*TO BE DONE:* From the entries below, work out the number of lines that hold the word "this", and give that number alone.

START DATA TO USE

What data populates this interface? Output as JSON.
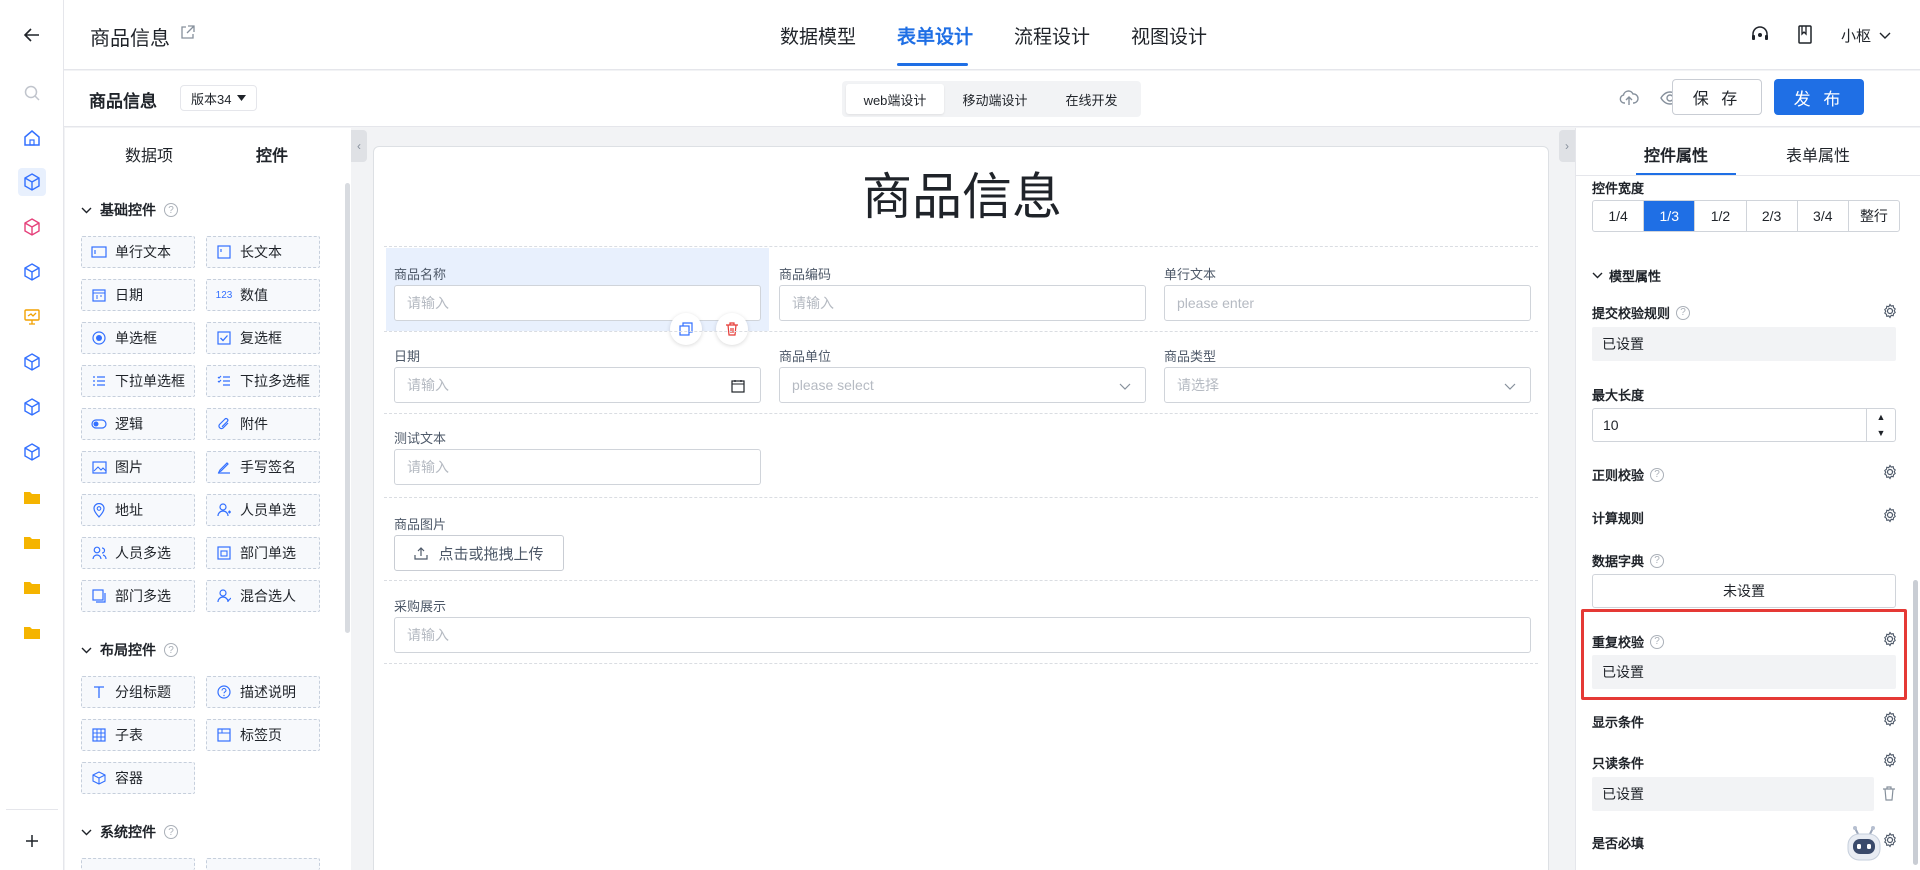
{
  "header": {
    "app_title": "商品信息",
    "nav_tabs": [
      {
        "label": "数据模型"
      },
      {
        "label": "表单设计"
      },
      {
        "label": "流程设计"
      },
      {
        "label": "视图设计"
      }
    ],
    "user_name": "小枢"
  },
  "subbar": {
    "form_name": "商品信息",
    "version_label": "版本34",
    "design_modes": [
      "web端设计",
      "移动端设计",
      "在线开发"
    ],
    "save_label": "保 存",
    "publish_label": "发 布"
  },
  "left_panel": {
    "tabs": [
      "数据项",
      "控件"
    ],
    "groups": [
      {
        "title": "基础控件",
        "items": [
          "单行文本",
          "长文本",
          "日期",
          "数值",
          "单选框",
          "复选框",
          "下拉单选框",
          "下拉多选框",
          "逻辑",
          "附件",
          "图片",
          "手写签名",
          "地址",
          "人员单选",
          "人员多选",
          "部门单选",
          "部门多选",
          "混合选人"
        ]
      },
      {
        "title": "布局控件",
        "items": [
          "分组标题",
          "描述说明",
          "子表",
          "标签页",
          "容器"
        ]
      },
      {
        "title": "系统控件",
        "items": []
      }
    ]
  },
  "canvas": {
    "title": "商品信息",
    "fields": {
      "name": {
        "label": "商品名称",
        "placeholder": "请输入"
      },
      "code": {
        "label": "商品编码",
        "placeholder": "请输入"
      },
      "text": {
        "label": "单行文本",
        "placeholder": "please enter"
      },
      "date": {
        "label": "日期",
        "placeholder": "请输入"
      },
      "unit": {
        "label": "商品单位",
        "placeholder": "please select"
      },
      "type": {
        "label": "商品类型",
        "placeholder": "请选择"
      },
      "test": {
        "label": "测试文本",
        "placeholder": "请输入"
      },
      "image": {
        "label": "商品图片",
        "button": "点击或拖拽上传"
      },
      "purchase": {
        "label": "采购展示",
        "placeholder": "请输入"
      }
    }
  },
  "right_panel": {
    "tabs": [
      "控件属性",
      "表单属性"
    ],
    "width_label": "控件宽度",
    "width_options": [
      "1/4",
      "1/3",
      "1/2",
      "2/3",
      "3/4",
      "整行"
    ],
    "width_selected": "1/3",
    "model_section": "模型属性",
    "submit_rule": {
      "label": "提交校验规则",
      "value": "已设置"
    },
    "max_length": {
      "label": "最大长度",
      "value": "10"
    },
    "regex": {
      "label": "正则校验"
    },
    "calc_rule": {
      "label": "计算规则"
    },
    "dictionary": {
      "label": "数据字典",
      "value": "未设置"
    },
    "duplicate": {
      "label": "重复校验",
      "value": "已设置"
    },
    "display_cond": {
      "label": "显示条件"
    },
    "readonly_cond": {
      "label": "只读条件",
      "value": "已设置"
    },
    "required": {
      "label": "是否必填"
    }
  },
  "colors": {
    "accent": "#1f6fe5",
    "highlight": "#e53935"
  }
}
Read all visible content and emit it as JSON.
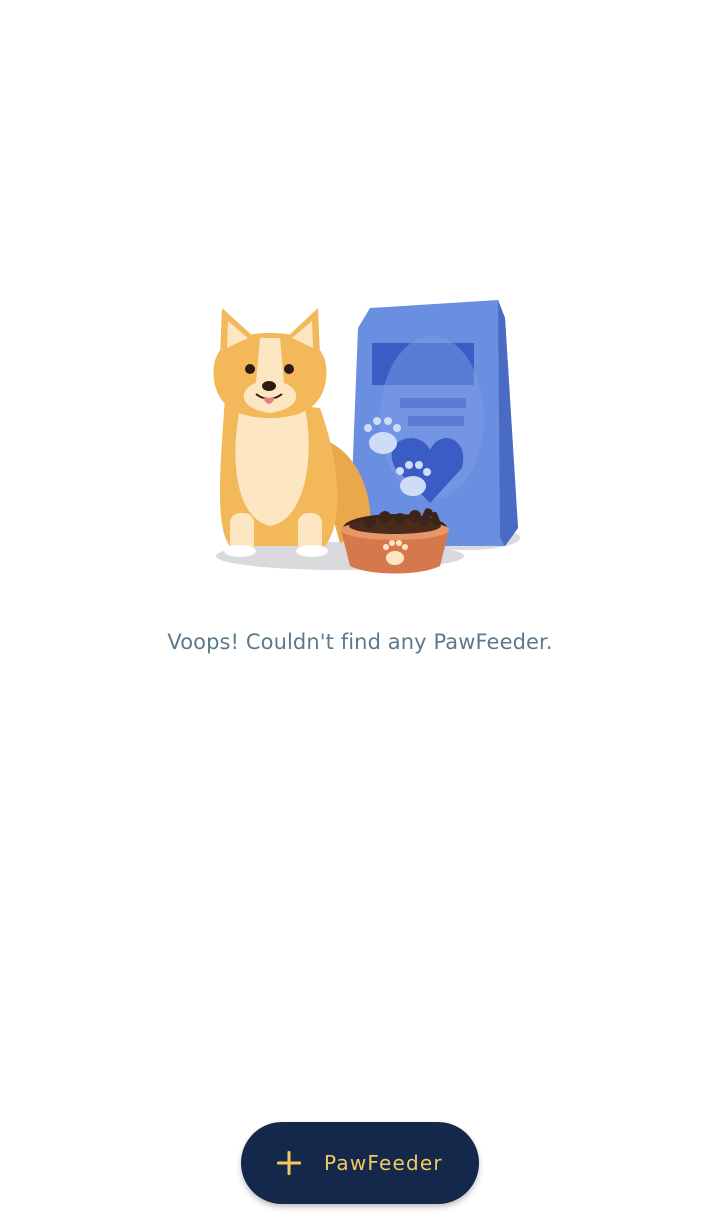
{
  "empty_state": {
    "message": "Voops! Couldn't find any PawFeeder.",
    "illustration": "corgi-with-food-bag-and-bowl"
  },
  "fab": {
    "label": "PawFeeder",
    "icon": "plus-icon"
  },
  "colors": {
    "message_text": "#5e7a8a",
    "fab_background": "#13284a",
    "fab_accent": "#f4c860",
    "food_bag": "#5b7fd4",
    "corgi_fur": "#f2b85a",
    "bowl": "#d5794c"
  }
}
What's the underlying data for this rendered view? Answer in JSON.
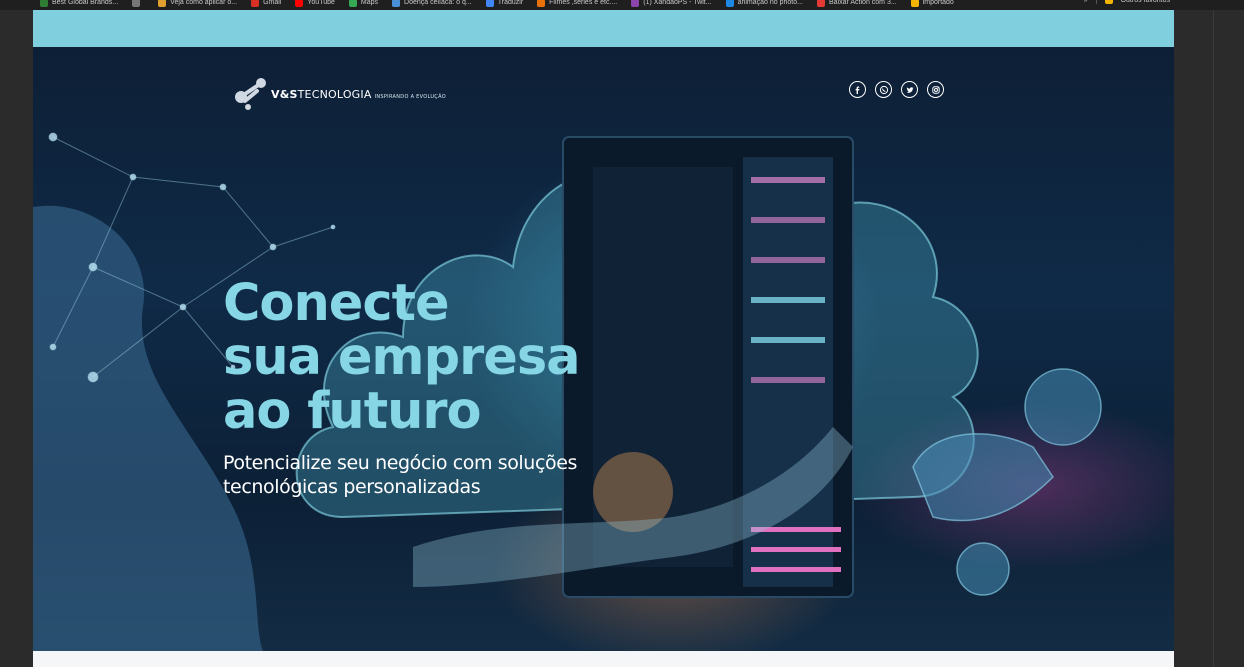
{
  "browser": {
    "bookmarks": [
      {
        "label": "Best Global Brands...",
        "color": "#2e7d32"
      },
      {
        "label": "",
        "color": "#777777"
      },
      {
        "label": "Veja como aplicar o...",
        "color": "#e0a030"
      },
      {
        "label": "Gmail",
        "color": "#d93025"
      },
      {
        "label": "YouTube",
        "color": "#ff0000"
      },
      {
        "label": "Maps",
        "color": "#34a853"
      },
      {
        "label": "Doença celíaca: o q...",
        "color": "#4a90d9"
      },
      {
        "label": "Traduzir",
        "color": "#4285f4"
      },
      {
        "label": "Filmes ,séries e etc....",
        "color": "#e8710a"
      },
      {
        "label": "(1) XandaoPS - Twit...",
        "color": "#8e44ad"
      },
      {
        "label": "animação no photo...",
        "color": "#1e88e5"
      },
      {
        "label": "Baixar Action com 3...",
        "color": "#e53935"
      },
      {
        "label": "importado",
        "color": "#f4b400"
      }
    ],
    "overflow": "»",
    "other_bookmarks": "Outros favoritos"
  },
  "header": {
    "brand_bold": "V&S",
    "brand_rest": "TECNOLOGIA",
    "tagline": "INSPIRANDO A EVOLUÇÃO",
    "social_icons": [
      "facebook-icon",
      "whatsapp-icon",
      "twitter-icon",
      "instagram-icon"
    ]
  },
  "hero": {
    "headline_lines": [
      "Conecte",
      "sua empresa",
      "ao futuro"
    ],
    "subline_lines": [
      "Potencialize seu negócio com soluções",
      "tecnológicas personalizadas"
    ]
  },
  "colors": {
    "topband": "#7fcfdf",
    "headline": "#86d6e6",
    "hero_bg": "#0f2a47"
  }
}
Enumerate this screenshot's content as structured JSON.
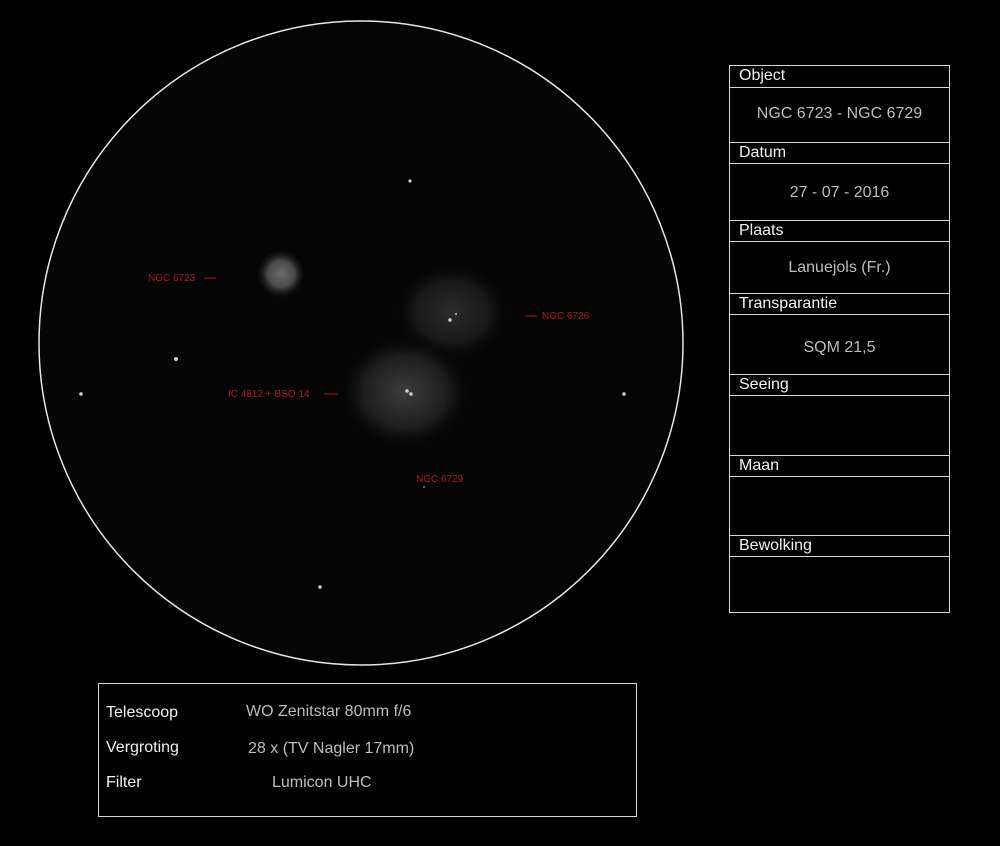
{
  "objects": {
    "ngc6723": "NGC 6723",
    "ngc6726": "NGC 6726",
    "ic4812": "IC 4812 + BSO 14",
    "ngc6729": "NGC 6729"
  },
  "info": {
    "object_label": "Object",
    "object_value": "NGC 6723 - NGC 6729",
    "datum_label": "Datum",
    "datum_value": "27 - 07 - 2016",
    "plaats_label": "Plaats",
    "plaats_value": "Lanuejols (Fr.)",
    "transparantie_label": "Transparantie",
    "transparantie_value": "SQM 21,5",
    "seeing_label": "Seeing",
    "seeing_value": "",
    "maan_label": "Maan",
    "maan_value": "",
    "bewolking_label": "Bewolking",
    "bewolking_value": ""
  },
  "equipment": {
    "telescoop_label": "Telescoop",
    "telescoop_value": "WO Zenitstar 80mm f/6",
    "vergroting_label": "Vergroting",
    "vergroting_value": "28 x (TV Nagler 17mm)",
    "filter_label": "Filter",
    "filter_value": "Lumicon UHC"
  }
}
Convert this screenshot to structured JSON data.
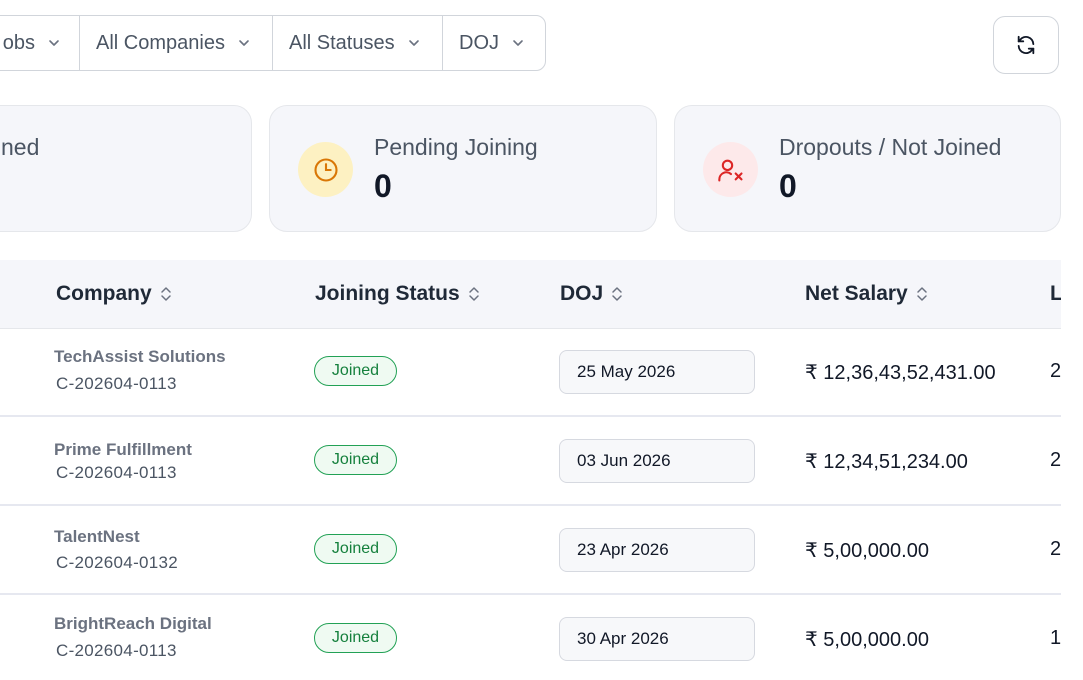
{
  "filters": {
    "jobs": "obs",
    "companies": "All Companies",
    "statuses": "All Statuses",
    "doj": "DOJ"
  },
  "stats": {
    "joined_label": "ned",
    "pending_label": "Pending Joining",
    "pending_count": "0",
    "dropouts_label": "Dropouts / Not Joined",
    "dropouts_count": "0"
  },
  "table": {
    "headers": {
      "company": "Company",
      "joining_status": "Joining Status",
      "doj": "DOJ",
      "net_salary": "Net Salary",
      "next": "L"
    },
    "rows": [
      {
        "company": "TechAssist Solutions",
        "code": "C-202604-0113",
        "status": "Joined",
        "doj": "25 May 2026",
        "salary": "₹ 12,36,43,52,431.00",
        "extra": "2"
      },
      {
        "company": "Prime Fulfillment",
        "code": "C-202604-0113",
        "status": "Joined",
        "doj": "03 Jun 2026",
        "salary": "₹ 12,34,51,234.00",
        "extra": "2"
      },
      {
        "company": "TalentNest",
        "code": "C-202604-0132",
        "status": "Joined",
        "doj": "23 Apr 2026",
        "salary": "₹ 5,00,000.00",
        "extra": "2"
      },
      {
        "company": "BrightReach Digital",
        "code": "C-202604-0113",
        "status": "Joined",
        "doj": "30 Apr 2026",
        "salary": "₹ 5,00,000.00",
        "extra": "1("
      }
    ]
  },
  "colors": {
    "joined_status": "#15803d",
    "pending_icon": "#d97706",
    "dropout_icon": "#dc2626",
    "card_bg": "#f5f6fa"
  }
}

END DATA TO USE

*WRITTEN REPLY:* 4